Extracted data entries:
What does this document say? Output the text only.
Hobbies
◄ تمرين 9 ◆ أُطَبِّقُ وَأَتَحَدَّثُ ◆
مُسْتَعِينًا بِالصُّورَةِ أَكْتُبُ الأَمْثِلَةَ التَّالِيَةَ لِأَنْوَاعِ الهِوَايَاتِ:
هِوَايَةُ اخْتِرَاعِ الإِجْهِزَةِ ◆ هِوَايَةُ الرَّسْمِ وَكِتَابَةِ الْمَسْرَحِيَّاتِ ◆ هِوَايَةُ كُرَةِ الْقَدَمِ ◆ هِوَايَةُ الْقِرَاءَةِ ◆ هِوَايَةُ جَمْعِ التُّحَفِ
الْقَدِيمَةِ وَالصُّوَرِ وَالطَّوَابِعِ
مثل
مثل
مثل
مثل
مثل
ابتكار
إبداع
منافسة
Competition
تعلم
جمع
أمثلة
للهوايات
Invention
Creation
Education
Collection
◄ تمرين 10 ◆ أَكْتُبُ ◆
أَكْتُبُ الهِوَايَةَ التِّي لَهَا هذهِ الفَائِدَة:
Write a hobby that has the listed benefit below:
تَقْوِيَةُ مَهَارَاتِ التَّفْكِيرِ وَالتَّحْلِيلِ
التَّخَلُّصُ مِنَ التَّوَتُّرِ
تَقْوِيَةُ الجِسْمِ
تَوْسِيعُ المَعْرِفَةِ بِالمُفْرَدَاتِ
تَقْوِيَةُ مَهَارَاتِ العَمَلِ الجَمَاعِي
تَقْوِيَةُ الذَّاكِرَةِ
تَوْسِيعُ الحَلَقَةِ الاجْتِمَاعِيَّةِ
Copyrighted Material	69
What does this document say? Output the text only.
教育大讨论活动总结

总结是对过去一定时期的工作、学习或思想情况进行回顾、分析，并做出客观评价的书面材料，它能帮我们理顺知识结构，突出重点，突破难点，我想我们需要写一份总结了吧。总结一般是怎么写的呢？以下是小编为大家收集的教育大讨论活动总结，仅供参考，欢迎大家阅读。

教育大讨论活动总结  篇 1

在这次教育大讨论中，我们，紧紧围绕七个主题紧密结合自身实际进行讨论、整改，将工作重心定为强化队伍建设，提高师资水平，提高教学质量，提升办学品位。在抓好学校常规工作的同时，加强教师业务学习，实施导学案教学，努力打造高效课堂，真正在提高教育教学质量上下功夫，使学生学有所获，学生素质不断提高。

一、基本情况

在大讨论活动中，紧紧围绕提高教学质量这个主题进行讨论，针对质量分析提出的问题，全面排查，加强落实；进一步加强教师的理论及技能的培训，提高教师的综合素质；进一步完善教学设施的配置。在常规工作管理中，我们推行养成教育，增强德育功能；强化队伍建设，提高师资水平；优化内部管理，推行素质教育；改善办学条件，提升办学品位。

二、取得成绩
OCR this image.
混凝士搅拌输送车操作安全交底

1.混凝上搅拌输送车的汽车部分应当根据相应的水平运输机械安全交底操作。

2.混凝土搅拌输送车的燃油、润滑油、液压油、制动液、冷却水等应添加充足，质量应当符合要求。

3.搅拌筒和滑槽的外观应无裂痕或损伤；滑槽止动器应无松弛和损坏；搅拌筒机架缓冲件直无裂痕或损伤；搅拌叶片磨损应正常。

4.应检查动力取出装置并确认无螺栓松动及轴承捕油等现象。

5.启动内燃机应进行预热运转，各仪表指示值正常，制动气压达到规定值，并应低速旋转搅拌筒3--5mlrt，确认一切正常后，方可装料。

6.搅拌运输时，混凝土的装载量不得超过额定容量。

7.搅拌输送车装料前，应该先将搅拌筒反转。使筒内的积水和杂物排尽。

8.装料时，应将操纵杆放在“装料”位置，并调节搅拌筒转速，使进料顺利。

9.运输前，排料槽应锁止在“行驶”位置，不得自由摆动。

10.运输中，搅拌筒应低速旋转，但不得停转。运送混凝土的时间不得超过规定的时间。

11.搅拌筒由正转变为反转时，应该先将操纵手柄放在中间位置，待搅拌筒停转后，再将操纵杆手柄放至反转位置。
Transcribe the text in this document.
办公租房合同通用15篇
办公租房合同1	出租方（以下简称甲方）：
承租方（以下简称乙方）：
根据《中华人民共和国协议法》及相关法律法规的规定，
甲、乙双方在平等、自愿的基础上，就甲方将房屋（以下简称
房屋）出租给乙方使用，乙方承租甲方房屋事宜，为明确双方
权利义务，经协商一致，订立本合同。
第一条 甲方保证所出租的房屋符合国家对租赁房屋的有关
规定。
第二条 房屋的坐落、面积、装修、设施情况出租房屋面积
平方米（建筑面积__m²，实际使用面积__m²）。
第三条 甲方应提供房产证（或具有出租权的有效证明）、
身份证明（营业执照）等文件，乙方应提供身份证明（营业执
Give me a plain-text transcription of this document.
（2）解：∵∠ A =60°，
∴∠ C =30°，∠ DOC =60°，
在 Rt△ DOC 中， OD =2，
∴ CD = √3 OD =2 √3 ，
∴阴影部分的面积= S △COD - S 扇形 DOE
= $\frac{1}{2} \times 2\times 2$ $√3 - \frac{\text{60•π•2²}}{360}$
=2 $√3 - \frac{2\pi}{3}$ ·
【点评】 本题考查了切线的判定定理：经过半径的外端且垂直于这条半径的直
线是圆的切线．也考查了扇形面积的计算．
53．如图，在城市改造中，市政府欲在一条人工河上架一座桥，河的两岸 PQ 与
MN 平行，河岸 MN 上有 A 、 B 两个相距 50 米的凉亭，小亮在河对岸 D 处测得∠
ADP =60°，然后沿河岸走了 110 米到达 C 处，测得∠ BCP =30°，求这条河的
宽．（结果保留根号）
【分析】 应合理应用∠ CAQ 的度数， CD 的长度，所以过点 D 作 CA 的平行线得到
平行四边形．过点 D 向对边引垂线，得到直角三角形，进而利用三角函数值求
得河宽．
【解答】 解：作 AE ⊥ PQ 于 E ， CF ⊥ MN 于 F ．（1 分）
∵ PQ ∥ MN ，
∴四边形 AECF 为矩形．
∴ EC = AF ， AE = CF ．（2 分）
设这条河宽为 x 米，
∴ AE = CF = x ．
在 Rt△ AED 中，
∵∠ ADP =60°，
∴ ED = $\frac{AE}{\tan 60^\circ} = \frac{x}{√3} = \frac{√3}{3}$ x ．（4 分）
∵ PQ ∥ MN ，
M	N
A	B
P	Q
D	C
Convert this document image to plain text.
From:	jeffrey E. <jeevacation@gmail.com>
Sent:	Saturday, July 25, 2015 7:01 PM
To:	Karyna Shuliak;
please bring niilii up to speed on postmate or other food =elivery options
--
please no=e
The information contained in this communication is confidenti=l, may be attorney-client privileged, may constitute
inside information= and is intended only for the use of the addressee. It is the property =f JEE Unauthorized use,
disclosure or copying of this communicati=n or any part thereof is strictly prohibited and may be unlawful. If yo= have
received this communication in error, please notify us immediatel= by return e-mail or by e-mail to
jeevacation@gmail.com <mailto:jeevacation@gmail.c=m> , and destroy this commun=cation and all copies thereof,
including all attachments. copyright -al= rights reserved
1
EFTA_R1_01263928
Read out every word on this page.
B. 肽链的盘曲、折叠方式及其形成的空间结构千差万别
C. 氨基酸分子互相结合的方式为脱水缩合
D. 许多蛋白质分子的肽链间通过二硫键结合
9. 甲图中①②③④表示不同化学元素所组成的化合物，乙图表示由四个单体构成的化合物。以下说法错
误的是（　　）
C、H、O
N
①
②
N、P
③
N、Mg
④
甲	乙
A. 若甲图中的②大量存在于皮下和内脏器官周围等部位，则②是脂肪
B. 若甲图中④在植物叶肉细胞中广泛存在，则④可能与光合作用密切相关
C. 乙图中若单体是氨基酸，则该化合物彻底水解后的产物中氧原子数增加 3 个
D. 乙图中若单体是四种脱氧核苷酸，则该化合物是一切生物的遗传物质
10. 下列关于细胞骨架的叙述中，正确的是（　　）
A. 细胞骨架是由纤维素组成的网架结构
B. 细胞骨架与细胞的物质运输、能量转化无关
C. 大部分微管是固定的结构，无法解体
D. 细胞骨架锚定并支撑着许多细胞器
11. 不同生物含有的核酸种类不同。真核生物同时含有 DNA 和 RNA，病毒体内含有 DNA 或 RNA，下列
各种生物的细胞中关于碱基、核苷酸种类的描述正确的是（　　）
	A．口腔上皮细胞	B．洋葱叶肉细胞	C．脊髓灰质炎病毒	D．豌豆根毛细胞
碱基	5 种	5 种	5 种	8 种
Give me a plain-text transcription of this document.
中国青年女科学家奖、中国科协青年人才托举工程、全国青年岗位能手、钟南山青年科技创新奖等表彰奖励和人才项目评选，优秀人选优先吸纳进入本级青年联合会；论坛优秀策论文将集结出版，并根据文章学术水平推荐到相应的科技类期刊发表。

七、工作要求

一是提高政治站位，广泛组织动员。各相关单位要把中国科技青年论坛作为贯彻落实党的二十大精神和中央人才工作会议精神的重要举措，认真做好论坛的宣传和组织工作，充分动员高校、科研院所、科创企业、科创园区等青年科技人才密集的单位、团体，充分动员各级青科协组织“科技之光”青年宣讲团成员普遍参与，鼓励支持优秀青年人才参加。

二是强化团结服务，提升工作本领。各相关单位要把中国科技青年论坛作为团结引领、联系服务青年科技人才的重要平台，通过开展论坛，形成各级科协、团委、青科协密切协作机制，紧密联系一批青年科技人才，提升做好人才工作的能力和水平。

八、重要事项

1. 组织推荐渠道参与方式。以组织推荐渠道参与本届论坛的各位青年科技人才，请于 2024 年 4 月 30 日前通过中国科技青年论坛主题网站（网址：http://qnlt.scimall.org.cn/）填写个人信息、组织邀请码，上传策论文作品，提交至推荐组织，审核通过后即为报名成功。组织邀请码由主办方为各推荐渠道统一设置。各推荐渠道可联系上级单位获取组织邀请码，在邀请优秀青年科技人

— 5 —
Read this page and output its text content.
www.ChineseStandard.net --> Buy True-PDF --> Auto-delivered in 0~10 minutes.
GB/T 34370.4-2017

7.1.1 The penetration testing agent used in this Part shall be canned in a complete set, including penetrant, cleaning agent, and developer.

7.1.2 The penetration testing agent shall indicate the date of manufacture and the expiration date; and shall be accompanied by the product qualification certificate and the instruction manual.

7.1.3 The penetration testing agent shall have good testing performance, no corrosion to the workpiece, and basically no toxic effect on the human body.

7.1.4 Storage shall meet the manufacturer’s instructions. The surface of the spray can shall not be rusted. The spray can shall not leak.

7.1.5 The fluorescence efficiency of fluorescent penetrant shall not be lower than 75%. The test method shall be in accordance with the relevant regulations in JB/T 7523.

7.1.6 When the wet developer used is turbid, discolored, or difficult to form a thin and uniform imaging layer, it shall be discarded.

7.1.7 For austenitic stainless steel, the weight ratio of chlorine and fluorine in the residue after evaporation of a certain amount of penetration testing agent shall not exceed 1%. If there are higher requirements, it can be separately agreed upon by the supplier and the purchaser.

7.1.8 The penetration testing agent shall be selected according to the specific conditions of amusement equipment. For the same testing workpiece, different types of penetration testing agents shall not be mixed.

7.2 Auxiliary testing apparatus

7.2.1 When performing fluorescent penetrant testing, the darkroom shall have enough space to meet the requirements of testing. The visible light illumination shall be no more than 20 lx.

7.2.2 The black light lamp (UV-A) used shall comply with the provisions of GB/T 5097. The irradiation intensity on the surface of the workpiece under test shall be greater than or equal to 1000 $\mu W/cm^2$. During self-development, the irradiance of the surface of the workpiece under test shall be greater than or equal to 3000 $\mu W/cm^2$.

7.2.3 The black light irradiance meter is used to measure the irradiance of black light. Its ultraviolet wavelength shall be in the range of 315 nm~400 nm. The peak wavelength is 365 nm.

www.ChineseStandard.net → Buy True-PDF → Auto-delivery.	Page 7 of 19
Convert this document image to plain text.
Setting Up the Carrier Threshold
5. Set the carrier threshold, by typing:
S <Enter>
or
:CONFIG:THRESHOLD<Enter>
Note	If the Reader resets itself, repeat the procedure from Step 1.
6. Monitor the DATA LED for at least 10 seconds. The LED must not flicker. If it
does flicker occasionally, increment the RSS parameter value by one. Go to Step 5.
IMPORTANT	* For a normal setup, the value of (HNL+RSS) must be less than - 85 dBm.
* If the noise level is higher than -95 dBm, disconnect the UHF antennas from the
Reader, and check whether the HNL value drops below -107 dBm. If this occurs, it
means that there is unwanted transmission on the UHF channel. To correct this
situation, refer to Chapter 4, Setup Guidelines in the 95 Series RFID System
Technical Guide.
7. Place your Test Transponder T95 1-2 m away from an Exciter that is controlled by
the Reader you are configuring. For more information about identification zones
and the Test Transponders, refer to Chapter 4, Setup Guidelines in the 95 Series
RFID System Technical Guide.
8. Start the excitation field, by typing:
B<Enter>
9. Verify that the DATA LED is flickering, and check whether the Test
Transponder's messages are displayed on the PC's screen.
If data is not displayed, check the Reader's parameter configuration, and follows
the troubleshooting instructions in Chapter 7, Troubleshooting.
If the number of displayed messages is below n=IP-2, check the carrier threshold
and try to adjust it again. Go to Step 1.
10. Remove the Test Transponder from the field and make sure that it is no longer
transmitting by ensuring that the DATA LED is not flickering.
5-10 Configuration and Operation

(YOUR INSTRUCTIONS) Among the entries above, identify all lines with "used" and copy them.

(THE OUTPUT)
7.1.1 The penetration testing agent used in this Part shall be canned in a complete set, including penetrant, cleaning agent, and developer.
7.1.6 When the wet developer used is turbid, discolored, or difficult to form a thin and uniform imaging layer, it shall be discarded.
7.2.2 The black light lamp (UV-A) used shall comply with the provisions of GB/T 5097. The irradiation intensity on the surface of the workpiece under test shall be greater than or equal to 1000 $\mu W/cm^2$. During self-development, the irradiance of the surface of the workpiece under test shall be greater than or equal to 3000 $\mu W/cm^2$.
7.2.3 The black light irradiance meter is used to measure the irradiance of black light. Its ultraviolet wavelength shall be in the range of 315 nm~400 nm. The peak wavelength is 365 nm.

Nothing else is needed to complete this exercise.